- _Aim of the exercise_
Copy each line exactly.

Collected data
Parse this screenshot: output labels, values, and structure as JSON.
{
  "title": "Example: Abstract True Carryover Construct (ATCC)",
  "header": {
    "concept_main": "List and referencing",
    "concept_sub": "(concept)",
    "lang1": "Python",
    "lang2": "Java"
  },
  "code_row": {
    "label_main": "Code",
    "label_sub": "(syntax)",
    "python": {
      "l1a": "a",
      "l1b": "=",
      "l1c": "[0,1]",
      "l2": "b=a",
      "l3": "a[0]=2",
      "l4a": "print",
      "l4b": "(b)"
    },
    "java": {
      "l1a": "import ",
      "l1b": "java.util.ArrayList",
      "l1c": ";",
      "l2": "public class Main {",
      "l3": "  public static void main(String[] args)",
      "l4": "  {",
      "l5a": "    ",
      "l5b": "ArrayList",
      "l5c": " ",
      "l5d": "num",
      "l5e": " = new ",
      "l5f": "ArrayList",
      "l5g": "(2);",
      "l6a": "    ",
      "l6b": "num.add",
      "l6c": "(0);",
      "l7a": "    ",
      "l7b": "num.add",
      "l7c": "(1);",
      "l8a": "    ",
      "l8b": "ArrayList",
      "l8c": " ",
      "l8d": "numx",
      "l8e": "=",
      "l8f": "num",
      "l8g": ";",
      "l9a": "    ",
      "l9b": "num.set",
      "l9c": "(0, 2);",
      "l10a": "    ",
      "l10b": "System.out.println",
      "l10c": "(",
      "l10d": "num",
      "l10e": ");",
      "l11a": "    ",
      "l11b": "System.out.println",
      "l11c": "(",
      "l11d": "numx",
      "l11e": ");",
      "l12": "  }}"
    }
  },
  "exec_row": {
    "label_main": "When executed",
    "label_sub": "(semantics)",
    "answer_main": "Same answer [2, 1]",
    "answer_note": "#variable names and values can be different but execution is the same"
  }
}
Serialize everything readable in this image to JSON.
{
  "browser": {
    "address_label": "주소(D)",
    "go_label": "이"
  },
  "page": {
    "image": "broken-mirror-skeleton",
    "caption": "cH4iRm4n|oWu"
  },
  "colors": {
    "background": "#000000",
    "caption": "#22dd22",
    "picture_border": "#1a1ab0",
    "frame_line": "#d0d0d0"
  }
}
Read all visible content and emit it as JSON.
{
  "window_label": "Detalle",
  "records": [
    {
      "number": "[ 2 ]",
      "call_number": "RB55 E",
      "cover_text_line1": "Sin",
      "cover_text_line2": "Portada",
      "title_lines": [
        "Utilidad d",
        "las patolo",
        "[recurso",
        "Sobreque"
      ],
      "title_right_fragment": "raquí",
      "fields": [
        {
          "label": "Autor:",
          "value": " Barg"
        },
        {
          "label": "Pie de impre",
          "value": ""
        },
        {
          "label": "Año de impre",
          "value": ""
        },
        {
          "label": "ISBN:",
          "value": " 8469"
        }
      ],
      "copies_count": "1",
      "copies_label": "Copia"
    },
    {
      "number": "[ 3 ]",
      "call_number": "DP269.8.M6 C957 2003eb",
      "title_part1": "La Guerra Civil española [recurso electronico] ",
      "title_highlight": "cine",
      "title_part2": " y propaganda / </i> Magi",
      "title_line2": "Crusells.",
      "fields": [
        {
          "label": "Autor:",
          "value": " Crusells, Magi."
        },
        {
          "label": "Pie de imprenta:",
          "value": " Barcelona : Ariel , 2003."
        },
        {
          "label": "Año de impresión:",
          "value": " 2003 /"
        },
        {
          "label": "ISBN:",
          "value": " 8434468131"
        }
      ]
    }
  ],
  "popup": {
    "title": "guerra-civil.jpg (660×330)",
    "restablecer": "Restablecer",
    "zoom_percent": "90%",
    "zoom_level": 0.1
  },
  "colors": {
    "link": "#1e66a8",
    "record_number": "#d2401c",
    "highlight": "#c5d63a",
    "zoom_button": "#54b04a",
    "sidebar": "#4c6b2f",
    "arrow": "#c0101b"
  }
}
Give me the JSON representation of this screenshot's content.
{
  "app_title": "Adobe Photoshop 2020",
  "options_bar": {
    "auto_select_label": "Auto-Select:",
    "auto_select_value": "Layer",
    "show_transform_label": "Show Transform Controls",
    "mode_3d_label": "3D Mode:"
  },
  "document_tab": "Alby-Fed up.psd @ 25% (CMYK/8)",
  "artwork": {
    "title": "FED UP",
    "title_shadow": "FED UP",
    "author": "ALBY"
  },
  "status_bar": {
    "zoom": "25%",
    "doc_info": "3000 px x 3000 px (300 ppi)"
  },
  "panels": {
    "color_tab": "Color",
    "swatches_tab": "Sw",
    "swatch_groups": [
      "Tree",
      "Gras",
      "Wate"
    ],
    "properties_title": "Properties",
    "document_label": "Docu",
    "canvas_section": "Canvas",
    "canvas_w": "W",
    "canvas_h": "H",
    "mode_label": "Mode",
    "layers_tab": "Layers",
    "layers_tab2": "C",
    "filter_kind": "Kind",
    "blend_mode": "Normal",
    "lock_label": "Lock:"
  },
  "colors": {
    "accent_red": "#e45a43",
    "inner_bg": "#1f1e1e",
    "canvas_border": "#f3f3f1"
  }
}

- _Worked answer_
Parse this screenshot: output labels, values, and structure as JSON.
{
  "title": "Example: Abstract True Carryover Construct (ATCC)",
  "header": {
    "concept_main": "List and referencing",
    "concept_sub": "(concept)",
    "lang1": "Python",
    "lang2": "Java"
  },
  "code_row": {
    "label_main": "Code",
    "label_sub": "(syntax)",
    "python": {
      "l1a": "a",
      "l1b": "=",
      "l1c": "[0,1]",
      "l2": "b=a",
      "l3": "a[0]=2",
      "l4a": "print",
      "l4b": "(b)"
    },
    "java": {
      "l1a": "import ",
      "l1b": "java.util.ArrayList",
      "l1c": ";",
      "l2": "public class Main {",
      "l3": "  public static void main(String[] args)",
      "l4": "  {",
      "l5a": "    ",
      "l5b": "ArrayList",
      "l5c": " ",
      "l5d": "num",
      "l5e": " = new ",
      "l5f": "ArrayList",
      "l5g": "(2);",
      "l6a": "    ",
      "l6b": "num.add",
      "l6c": "(0);",
      "l7a": "    ",
      "l7b": "num.add",
      "l7c": "(1);",
      "l8a": "    ",
      "l8b": "ArrayList",
      "l8c": " ",
      "l8d": "numx",
      "l8e": "=",
      "l8f": "num",
      "l8g": ";",
      "l9a": "    ",
      "l9b": "num.set",
      "l9c": "(0, 2);",
      "l10a": "    ",
      "l10b": "System.out.println",
      "l10c": "(",
      "l10d": "num",
      "l10e": ");",
      "l11a": "    ",
      "l11b": "System.out.println",
      "l11c": "(",
      "l11d": "numx",
      "l11e": ");",
      "l12": "  }}"
    }
  },
  "exec_row": {
    "label_main": "When executed",
    "label_sub": "(semantics)",
    "answer_main": "Same answer [2, 1]",
    "answer_note": "#variable names and values can be different but execution is the same"
  }
}
Serialize everything readable in this image to JSON.
{
  "browser": {
    "address_label": "주소(D)",
    "go_label": "이"
  },
  "page": {
    "image": "broken-mirror-skeleton",
    "caption": "cH4iRm4n|oWu"
  },
  "colors": {
    "background": "#000000",
    "caption": "#22dd22",
    "picture_border": "#1a1ab0",
    "frame_line": "#d0d0d0"
  }
}
Read all visible content and emit it as JSON.
{
  "window_label": "Detalle",
  "records": [
    {
      "number": "[ 2 ]",
      "call_number": "RB55 E",
      "cover_text_line1": "Sin",
      "cover_text_line2": "Portada",
      "title_lines": [
        "Utilidad d",
        "las patolo",
        "[recurso",
        "Sobreque"
      ],
      "title_right_fragment": "raquí",
      "fields": [
        {
          "label": "Autor:",
          "value": " Barg"
        },
        {
          "label": "Pie de impre",
          "value": ""
        },
        {
          "label": "Año de impre",
          "value": ""
        },
        {
          "label": "ISBN:",
          "value": " 8469"
        }
      ],
      "copies_count": "1",
      "copies_label": "Copia"
    },
    {
      "number": "[ 3 ]",
      "call_number": "DP269.8.M6 C957 2003eb",
      "title_part1": "La Guerra Civil española [recurso electronico] ",
      "title_highlight": "cine",
      "title_part2": " y propaganda / </i> Magi",
      "title_line2": "Crusells.",
      "fields": [
        {
          "label": "Autor:",
          "value": " Crusells, Magi."
        },
        {
          "label": "Pie de imprenta:",
          "value": " Barcelona : Ariel , 2003."
        },
        {
          "label": "Año de impresión:",
          "value": " 2003 /"
        },
        {
          "label": "ISBN:",
          "value": " 8434468131"
        }
      ]
    }
  ],
  "popup": {
    "title": "guerra-civil.jpg (660×330)",
    "restablecer": "Restablecer",
    "zoom_percent": "90%",
    "zoom_level": 0.1
  },
  "colors": {
    "link": "#1e66a8",
    "record_number": "#d2401c",
    "highlight": "#c5d63a",
    "zoom_button": "#54b04a",
    "sidebar": "#4c6b2f",
    "arrow": "#c0101b"
  }
}
Give me the JSON representation of this screenshot's content.
{
  "app_title": "Adobe Photoshop 2020",
  "options_bar": {
    "auto_select_label": "Auto-Select:",
    "auto_select_value": "Layer",
    "show_transform_label": "Show Transform Controls",
    "mode_3d_label": "3D Mode:"
  },
  "document_tab": "Alby-Fed up.psd @ 25% (CMYK/8)",
  "artwork": {
    "title": "FED UP",
    "title_shadow": "FED UP",
    "author": "ALBY"
  },
  "status_bar": {
    "zoom": "25%",
    "doc_info": "3000 px x 3000 px (300 ppi)"
  },
  "panels": {
    "color_tab": "Color",
    "swatches_tab": "Sw",
    "swatch_groups": [
      "Tree",
      "Gras",
      "Wate"
    ],
    "properties_title": "Properties",
    "document_label": "Docu",
    "canvas_section": "Canvas",
    "canvas_w": "W",
    "canvas_h": "H",
    "mode_label": "Mode",
    "layers_tab": "Layers",
    "layers_tab2": "C",
    "filter_kind": "Kind",
    "blend_mode": "Normal",
    "lock_label": "Lock:"
  },
  "colors": {
    "accent_red": "#e45a43",
    "inner_bg": "#1f1e1e",
    "canvas_border": "#f3f3f1"
  }
}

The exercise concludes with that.